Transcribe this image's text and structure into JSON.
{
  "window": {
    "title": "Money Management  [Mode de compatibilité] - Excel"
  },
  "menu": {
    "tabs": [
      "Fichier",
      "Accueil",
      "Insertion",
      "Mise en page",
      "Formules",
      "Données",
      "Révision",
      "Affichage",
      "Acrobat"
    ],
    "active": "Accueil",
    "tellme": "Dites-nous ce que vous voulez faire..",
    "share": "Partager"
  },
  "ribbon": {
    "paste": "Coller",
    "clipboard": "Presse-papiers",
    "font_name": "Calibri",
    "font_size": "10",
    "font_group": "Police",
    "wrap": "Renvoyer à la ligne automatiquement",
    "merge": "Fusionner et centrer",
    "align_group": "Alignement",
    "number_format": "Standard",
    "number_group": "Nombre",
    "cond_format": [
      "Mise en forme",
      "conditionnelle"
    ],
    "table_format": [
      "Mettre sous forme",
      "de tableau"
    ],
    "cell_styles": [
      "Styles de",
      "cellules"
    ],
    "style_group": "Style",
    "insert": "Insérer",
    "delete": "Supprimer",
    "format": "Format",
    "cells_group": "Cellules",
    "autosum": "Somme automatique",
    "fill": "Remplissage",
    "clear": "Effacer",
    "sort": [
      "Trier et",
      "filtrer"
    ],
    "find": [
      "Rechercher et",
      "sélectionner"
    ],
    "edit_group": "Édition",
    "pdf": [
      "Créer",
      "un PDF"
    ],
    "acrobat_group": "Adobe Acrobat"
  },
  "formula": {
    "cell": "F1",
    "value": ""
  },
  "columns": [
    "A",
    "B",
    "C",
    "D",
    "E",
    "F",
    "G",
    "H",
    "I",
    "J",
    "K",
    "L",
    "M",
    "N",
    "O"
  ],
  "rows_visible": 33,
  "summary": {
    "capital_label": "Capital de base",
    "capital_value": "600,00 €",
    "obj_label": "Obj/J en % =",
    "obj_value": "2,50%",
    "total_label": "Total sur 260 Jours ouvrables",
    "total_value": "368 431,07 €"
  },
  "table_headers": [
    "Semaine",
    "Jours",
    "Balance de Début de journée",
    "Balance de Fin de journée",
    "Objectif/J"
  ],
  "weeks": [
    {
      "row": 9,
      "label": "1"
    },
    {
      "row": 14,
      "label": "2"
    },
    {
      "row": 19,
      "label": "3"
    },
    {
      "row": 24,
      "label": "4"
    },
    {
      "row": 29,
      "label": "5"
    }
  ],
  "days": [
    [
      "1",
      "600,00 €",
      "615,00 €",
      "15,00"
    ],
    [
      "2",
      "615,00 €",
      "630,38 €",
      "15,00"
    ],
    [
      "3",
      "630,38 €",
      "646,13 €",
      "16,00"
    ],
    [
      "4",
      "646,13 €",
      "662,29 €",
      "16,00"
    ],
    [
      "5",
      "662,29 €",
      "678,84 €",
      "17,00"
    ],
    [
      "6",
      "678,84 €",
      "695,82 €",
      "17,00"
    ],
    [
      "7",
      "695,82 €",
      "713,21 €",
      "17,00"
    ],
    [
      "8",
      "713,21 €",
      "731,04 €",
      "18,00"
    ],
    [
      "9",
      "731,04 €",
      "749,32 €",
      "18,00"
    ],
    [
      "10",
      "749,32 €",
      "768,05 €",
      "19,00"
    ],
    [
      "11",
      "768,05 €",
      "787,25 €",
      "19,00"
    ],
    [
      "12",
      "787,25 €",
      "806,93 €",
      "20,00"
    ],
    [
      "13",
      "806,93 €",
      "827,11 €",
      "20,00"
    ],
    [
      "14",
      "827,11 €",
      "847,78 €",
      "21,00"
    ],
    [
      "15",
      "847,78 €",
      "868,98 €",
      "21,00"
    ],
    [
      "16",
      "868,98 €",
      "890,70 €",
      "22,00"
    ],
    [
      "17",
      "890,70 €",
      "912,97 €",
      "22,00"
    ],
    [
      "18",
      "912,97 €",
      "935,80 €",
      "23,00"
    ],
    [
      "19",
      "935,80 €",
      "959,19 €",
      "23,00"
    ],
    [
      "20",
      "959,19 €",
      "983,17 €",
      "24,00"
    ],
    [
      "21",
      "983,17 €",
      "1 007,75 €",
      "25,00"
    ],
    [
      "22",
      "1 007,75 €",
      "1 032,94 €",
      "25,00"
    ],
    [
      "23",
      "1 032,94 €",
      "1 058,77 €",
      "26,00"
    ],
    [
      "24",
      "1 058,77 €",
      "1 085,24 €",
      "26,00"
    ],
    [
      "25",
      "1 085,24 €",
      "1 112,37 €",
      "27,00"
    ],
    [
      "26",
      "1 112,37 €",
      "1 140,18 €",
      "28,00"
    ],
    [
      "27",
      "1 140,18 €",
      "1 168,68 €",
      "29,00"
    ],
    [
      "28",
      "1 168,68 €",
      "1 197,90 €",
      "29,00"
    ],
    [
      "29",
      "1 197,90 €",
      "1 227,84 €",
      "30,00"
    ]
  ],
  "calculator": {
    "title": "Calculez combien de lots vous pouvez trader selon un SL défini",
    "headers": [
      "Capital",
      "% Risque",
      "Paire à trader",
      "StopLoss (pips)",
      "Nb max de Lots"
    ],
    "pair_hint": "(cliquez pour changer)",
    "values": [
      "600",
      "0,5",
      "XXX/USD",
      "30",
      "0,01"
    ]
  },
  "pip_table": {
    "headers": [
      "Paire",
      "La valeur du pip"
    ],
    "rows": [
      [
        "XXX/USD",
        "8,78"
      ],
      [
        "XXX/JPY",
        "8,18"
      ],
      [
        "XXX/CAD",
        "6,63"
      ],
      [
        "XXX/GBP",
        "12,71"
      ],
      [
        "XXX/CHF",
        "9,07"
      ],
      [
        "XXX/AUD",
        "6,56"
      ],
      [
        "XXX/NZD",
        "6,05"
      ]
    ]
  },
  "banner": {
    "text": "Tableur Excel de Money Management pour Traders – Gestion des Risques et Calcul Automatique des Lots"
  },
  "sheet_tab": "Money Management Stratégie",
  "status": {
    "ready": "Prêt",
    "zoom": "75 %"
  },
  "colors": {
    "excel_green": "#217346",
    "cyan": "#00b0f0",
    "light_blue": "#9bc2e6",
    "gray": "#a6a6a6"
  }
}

What needs to be done: Would you give the material above again, complete and exact?

Answer to this problem:
Transcribe this image's text and structure into JSON.
{
  "window": {
    "title": "Money Management  [Mode de compatibilité] - Excel"
  },
  "menu": {
    "tabs": [
      "Fichier",
      "Accueil",
      "Insertion",
      "Mise en page",
      "Formules",
      "Données",
      "Révision",
      "Affichage",
      "Acrobat"
    ],
    "active": "Accueil",
    "tellme": "Dites-nous ce que vous voulez faire..",
    "share": "Partager"
  },
  "ribbon": {
    "paste": "Coller",
    "clipboard": "Presse-papiers",
    "font_name": "Calibri",
    "font_size": "10",
    "font_group": "Police",
    "wrap": "Renvoyer à la ligne automatiquement",
    "merge": "Fusionner et centrer",
    "align_group": "Alignement",
    "number_format": "Standard",
    "number_group": "Nombre",
    "cond_format": [
      "Mise en forme",
      "conditionnelle"
    ],
    "table_format": [
      "Mettre sous forme",
      "de tableau"
    ],
    "cell_styles": [
      "Styles de",
      "cellules"
    ],
    "style_group": "Style",
    "insert": "Insérer",
    "delete": "Supprimer",
    "format": "Format",
    "cells_group": "Cellules",
    "autosum": "Somme automatique",
    "fill": "Remplissage",
    "clear": "Effacer",
    "sort": [
      "Trier et",
      "filtrer"
    ],
    "find": [
      "Rechercher et",
      "sélectionner"
    ],
    "edit_group": "Édition",
    "pdf": [
      "Créer",
      "un PDF"
    ],
    "acrobat_group": "Adobe Acrobat"
  },
  "formula": {
    "cell": "F1",
    "value": ""
  },
  "columns": [
    "A",
    "B",
    "C",
    "D",
    "E",
    "F",
    "G",
    "H",
    "I",
    "J",
    "K",
    "L",
    "M",
    "N",
    "O"
  ],
  "rows_visible": 33,
  "summary": {
    "capital_label": "Capital de base",
    "capital_value": "600,00 €",
    "obj_label": "Obj/J en % =",
    "obj_value": "2,50%",
    "total_label": "Total sur 260 Jours ouvrables",
    "total_value": "368 431,07 €"
  },
  "table_headers": [
    "Semaine",
    "Jours",
    "Balance de Début de journée",
    "Balance de Fin de journée",
    "Objectif/J"
  ],
  "weeks": [
    {
      "row": 9,
      "label": "1"
    },
    {
      "row": 14,
      "label": "2"
    },
    {
      "row": 19,
      "label": "3"
    },
    {
      "row": 24,
      "label": "4"
    },
    {
      "row": 29,
      "label": "5"
    }
  ],
  "days": [
    [
      "1",
      "600,00 €",
      "615,00 €",
      "15,00"
    ],
    [
      "2",
      "615,00 €",
      "630,38 €",
      "15,00"
    ],
    [
      "3",
      "630,38 €",
      "646,13 €",
      "16,00"
    ],
    [
      "4",
      "646,13 €",
      "662,29 €",
      "16,00"
    ],
    [
      "5",
      "662,29 €",
      "678,84 €",
      "17,00"
    ],
    [
      "6",
      "678,84 €",
      "695,82 €",
      "17,00"
    ],
    [
      "7",
      "695,82 €",
      "713,21 €",
      "17,00"
    ],
    [
      "8",
      "713,21 €",
      "731,04 €",
      "18,00"
    ],
    [
      "9",
      "731,04 €",
      "749,32 €",
      "18,00"
    ],
    [
      "10",
      "749,32 €",
      "768,05 €",
      "19,00"
    ],
    [
      "11",
      "768,05 €",
      "787,25 €",
      "19,00"
    ],
    [
      "12",
      "787,25 €",
      "806,93 €",
      "20,00"
    ],
    [
      "13",
      "806,93 €",
      "827,11 €",
      "20,00"
    ],
    [
      "14",
      "827,11 €",
      "847,78 €",
      "21,00"
    ],
    [
      "15",
      "847,78 €",
      "868,98 €",
      "21,00"
    ],
    [
      "16",
      "868,98 €",
      "890,70 €",
      "22,00"
    ],
    [
      "17",
      "890,70 €",
      "912,97 €",
      "22,00"
    ],
    [
      "18",
      "912,97 €",
      "935,80 €",
      "23,00"
    ],
    [
      "19",
      "935,80 €",
      "959,19 €",
      "23,00"
    ],
    [
      "20",
      "959,19 €",
      "983,17 €",
      "24,00"
    ],
    [
      "21",
      "983,17 €",
      "1 007,75 €",
      "25,00"
    ],
    [
      "22",
      "1 007,75 €",
      "1 032,94 €",
      "25,00"
    ],
    [
      "23",
      "1 032,94 €",
      "1 058,77 €",
      "26,00"
    ],
    [
      "24",
      "1 058,77 €",
      "1 085,24 €",
      "26,00"
    ],
    [
      "25",
      "1 085,24 €",
      "1 112,37 €",
      "27,00"
    ],
    [
      "26",
      "1 112,37 €",
      "1 140,18 €",
      "28,00"
    ],
    [
      "27",
      "1 140,18 €",
      "1 168,68 €",
      "29,00"
    ],
    [
      "28",
      "1 168,68 €",
      "1 197,90 €",
      "29,00"
    ],
    [
      "29",
      "1 197,90 €",
      "1 227,84 €",
      "30,00"
    ]
  ],
  "calculator": {
    "title": "Calculez combien de lots vous pouvez trader selon un SL défini",
    "headers": [
      "Capital",
      "% Risque",
      "Paire à trader",
      "StopLoss (pips)",
      "Nb max de Lots"
    ],
    "pair_hint": "(cliquez pour changer)",
    "values": [
      "600",
      "0,5",
      "XXX/USD",
      "30",
      "0,01"
    ]
  },
  "pip_table": {
    "headers": [
      "Paire",
      "La valeur du pip"
    ],
    "rows": [
      [
        "XXX/USD",
        "8,78"
      ],
      [
        "XXX/JPY",
        "8,18"
      ],
      [
        "XXX/CAD",
        "6,63"
      ],
      [
        "XXX/GBP",
        "12,71"
      ],
      [
        "XXX/CHF",
        "9,07"
      ],
      [
        "XXX/AUD",
        "6,56"
      ],
      [
        "XXX/NZD",
        "6,05"
      ]
    ]
  },
  "banner": {
    "text": "Tableur Excel de Money Management pour Traders – Gestion des Risques et Calcul Automatique des Lots"
  },
  "sheet_tab": "Money Management Stratégie",
  "status": {
    "ready": "Prêt",
    "zoom": "75 %"
  },
  "colors": {
    "excel_green": "#217346",
    "cyan": "#00b0f0",
    "light_blue": "#9bc2e6",
    "gray": "#a6a6a6"
  }
}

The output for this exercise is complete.